> _Текст для чтения_:
= = = = = = =

Сталин создал такую систему, что практически все жители страны вынуждены были становиться соучастниками зла. «Подлая жизнь» — как говорит один из героев Шаламова. Все эти бесконечные собрания с осуждением врагов народа и их пособников сплачивали людей, как сплачивает преступление. Неучастие или несогласие было равноценно самоубийству. Вокруг происходило полное безумие — все эти московские процессы, на которых вчерашние герои признавались в чудовищных злодеяниях, — даже сегодня историки не могут до конца объяснить логику сталинских репрессий, что уж говорить о тех, кому не повезло жить в ту эпоху. Да и какая может быть логика в голове злобного параноика, помешанного на жажде власти? Но инстинкт самосохранения подсказывал людям единственно возможный ответ: чтобы выжить, в безумие надо поверить. И люди — за редким, увы, исключением — верили. Они не то, чтобы себя заставляли, просто наша человеческая природа оказалась очень удачно устроена. Когда концентрация мрака вокруг становится критической — трах-тибидох! — и на носу появляются розовые очки. Ужас при этом никуда не девается, он всегда рядом, как тень, но человек его как бы перестает замечать. Те несчастные, чей разум оказывался сильнее страха, были обречены. В начале «Крутого маршрута» Гинзбург есть сцены, когда она, чувствуя приближение ареста, пытается указать окружающим на абсурдность обвинений. «Простые вопросы, вытекающие из элементарного здравого смысла, считались в те времена в высшей степени дурным тоном. Все должны были делать вид, что изуверские силлогизмы отражают естественный ход всеобщих мыслей. Достаточно было кому-нибудь задать вопрос, разоблачающий безумие, как окружающие или возмущались, или снисходительно усмехались, третируя спрашивающего как идиота». В книге Гинзбург много описаний ужасов Гулага, но те места, где она рассказывает о советской «банальности зла», — самые пессимистические. Вывод Гинзбург (как, впрочем, и Ханна Арендт) делает неутешительный: чтобы пережить зло, абсолютное большинство людей готово стать его частью, пожертвовав всем, что отличает нас от животных: разумом, совестью, душой. Этот извращенный модус вивенди показан в финале фильма «Апокалипсис сегодня». Уолтер Курц создал в джунглях что-то вроде сатанинской секты, основанной на ненависти и жестокости. Ему поклоняются как Богу, хотя на самом деле он просто сбрендивший на войне полковник. Примерно тоже самое сделал Сталин, только в масштабах целой страны.

Чекисты были руками палача. «Нащупывать цыпленка» — их прямая обязанность. Поэтому нет ничего удивительного в том, что эта корпорация, прийдя к власти фактически в неизменном виде, занялась любимым делом.

Сначала надо было напугать (теракты в Москве, дело Ходорковского) — и дальше можно из людей вить веревки, укрепляя единоличную власть. Как выяснилось, люди все так же пугливы и безропотны, как прежде.

= = = = = = =

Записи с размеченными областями

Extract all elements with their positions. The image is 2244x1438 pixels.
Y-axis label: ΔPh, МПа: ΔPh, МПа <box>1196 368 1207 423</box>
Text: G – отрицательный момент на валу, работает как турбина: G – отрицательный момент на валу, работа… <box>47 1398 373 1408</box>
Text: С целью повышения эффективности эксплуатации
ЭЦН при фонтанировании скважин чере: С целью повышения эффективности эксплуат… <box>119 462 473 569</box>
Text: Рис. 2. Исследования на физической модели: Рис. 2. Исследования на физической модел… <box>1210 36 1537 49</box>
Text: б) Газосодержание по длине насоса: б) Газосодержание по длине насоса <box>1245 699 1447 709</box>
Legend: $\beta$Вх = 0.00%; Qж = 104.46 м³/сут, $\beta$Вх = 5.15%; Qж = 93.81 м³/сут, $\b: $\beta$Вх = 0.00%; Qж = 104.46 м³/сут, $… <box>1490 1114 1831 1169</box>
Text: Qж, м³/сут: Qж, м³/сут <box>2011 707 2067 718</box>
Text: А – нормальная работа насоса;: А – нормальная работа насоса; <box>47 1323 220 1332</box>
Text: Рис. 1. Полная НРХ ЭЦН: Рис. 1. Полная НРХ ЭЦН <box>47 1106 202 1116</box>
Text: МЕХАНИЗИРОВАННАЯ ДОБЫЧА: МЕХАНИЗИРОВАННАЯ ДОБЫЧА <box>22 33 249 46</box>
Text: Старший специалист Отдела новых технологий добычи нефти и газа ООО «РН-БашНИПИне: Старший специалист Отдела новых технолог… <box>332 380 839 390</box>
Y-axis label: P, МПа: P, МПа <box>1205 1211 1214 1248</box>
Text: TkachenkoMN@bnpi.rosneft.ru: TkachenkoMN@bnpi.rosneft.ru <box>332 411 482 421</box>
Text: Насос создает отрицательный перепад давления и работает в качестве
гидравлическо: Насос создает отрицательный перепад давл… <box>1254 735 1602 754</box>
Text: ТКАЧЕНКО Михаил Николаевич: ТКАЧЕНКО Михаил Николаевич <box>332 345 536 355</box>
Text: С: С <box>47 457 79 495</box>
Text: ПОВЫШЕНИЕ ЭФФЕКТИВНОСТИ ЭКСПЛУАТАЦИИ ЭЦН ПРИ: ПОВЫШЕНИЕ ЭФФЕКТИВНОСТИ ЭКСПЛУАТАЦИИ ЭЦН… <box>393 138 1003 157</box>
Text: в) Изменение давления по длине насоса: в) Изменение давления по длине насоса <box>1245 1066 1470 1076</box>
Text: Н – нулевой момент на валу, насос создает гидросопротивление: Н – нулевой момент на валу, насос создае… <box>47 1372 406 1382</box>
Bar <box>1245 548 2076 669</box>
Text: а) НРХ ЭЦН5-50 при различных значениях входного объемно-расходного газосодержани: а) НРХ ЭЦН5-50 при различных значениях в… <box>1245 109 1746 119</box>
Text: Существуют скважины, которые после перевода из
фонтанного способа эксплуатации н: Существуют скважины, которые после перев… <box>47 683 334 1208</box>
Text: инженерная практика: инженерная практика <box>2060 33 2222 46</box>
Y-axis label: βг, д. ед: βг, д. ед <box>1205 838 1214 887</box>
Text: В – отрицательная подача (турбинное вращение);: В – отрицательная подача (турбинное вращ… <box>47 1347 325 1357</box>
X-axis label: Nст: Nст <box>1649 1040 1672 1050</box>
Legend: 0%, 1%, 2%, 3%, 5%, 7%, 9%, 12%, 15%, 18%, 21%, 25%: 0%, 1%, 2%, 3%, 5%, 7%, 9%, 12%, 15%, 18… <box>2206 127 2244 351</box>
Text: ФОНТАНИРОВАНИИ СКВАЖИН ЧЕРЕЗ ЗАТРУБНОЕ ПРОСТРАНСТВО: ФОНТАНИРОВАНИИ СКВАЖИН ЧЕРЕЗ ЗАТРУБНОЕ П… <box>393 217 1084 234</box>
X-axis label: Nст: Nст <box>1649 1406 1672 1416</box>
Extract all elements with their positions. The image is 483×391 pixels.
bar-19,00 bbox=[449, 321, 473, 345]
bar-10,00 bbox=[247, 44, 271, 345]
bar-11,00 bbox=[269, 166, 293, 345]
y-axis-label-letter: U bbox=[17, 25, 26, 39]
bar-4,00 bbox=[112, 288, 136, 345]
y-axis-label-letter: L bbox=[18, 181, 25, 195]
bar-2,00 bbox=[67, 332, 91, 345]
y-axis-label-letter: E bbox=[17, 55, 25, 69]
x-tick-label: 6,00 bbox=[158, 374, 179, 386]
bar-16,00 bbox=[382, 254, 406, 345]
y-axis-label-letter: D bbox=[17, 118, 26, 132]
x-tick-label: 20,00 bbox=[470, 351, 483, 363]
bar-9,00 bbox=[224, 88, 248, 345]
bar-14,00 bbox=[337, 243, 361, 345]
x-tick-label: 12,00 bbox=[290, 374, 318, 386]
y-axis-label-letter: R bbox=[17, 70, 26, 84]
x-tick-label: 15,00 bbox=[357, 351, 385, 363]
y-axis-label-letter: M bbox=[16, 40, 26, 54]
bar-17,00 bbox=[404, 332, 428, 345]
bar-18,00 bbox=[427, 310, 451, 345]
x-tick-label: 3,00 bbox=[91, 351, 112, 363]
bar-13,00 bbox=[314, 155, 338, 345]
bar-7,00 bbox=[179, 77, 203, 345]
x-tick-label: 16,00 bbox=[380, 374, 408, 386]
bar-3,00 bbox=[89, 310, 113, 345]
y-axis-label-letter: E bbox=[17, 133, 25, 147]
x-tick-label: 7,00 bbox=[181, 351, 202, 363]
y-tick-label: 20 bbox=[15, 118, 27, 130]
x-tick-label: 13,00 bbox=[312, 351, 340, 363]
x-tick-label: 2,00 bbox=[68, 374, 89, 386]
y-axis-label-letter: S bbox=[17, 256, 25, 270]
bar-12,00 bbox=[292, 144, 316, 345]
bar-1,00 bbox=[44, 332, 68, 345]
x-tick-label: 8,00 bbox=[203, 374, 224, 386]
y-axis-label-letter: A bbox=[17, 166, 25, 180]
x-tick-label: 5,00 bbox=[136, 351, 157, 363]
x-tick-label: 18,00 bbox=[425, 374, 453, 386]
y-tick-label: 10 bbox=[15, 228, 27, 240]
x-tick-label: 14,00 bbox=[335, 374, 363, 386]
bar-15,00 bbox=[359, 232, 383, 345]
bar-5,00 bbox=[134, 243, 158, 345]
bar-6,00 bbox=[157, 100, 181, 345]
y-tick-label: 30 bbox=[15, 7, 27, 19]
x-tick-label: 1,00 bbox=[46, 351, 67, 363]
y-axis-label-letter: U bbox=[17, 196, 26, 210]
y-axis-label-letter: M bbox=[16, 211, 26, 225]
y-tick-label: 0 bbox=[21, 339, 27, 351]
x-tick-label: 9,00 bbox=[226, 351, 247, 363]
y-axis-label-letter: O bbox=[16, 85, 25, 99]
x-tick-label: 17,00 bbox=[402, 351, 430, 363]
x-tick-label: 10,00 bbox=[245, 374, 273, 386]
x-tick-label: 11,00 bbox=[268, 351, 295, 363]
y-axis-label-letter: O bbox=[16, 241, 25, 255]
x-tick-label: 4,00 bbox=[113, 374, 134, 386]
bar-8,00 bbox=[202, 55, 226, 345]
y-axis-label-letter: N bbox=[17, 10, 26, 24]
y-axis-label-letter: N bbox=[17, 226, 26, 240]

= = = = = = =

Перепишите часть текста о сталинских репрессиях: всё от слов «Чекисты были руками» и до слов «занялась любимым делом.», заменив «корпорация» на «организация». Записи не имеют отношения к тексту о сталинских репрессиях.

Чекисты были руками палача. «Нащупывать цыпленка» — их прямая обязанность. Поэтому нет ничего удивительного в том, что эта организация, прийдя к власти фактически в неизменном виде, занялась любимым делом.